===== Extracted records =====

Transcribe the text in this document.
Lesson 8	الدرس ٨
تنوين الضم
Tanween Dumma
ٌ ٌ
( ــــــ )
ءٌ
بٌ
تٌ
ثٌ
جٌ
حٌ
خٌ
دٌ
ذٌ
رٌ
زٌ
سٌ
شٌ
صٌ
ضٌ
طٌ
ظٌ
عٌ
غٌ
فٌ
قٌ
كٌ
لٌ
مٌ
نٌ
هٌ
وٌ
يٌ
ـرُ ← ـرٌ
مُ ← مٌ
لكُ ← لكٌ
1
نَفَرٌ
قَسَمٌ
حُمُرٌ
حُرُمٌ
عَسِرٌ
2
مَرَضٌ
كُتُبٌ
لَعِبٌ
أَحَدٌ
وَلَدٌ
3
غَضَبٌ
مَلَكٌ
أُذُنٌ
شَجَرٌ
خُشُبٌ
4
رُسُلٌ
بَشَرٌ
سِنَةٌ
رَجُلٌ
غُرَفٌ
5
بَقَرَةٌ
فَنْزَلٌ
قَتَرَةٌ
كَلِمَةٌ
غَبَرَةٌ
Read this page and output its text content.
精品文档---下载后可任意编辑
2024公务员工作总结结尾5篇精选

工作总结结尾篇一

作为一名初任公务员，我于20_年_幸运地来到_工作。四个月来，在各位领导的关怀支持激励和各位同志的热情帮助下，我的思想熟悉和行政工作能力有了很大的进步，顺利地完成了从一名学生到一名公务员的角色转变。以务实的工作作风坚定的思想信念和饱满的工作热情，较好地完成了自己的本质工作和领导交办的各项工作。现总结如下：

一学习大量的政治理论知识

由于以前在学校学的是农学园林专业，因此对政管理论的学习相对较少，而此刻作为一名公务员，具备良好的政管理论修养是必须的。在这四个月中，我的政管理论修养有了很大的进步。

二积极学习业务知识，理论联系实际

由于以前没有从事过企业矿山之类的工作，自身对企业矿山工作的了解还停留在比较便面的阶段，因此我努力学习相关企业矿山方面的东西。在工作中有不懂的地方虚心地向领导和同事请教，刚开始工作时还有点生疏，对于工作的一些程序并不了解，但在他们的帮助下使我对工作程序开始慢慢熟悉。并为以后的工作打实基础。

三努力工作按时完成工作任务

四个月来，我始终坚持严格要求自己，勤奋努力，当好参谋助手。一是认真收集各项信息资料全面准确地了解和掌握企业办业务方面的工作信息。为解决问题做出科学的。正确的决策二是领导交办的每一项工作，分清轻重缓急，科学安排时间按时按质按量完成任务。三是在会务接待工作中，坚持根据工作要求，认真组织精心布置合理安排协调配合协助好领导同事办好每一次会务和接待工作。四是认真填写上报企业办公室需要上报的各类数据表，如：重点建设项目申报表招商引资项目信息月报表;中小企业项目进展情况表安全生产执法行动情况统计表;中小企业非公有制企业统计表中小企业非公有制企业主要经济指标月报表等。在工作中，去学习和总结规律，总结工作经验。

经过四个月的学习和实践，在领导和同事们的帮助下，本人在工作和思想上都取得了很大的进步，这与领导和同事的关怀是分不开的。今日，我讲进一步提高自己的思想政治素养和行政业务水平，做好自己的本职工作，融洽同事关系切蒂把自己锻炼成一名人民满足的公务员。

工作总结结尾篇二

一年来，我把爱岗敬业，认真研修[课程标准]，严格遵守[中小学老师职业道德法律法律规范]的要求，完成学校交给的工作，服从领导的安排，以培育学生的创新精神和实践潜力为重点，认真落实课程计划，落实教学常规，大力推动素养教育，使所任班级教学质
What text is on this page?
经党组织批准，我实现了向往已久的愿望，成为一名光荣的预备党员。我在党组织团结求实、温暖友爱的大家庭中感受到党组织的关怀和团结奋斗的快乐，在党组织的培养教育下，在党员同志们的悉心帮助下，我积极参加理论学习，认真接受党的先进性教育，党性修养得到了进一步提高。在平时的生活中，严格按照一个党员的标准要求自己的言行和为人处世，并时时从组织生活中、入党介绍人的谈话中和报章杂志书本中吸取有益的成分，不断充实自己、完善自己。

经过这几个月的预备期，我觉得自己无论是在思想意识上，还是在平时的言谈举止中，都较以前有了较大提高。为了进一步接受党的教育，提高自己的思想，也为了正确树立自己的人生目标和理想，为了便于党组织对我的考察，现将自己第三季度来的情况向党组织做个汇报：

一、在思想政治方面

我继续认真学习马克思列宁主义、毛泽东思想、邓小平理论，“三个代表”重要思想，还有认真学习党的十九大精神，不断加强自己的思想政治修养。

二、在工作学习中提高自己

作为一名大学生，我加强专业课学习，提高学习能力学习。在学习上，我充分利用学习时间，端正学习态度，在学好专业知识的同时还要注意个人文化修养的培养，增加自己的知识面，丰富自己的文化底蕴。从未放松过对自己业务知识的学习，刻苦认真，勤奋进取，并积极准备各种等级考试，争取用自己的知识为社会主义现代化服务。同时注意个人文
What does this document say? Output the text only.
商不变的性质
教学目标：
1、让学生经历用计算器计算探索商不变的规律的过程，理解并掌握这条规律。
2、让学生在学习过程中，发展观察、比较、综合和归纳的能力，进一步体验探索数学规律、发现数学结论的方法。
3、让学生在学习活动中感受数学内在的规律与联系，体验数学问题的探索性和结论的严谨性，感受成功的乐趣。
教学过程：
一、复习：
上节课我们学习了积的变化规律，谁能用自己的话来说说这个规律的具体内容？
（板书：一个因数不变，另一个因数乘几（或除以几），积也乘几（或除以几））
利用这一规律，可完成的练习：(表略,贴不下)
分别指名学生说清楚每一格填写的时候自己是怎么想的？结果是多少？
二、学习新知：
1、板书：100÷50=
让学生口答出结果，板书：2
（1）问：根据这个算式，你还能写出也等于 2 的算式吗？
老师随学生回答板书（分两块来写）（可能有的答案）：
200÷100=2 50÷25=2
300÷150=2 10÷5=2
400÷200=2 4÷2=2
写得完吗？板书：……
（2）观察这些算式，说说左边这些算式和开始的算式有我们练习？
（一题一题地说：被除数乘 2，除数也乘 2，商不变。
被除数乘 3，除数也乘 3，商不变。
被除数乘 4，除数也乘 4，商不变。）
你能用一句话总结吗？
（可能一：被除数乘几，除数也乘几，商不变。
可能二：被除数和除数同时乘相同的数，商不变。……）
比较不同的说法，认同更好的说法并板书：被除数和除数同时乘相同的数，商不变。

=====

Task to complete: Copy every line in the entries above that has the string "document" in it.

Solution to this problem:
Transcribe the text in this document.
What does this document say? Output the text only.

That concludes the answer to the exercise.